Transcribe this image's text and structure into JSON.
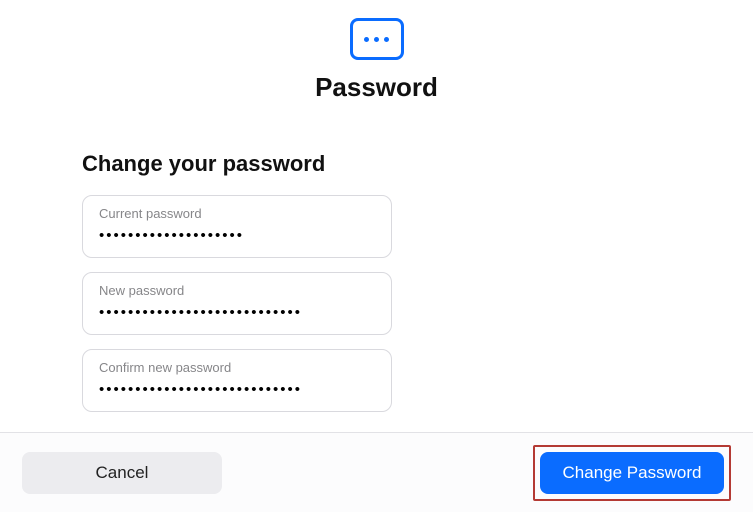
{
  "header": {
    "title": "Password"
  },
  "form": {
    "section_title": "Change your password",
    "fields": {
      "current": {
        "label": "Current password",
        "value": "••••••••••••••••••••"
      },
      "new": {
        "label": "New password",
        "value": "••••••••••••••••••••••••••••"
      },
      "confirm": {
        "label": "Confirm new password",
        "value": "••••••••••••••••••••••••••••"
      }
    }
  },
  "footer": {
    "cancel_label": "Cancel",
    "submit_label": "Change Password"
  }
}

Aim :: Without the pictures, output the full listing exactly as it stands.

Written answer ::
Transcribe this image's text and structure into JSON.
{
  "header": {
    "title": "Password"
  },
  "form": {
    "section_title": "Change your password",
    "fields": {
      "current": {
        "label": "Current password",
        "value": "••••••••••••••••••••"
      },
      "new": {
        "label": "New password",
        "value": "••••••••••••••••••••••••••••"
      },
      "confirm": {
        "label": "Confirm new password",
        "value": "••••••••••••••••••••••••••••"
      }
    }
  },
  "footer": {
    "cancel_label": "Cancel",
    "submit_label": "Change Password"
  }
}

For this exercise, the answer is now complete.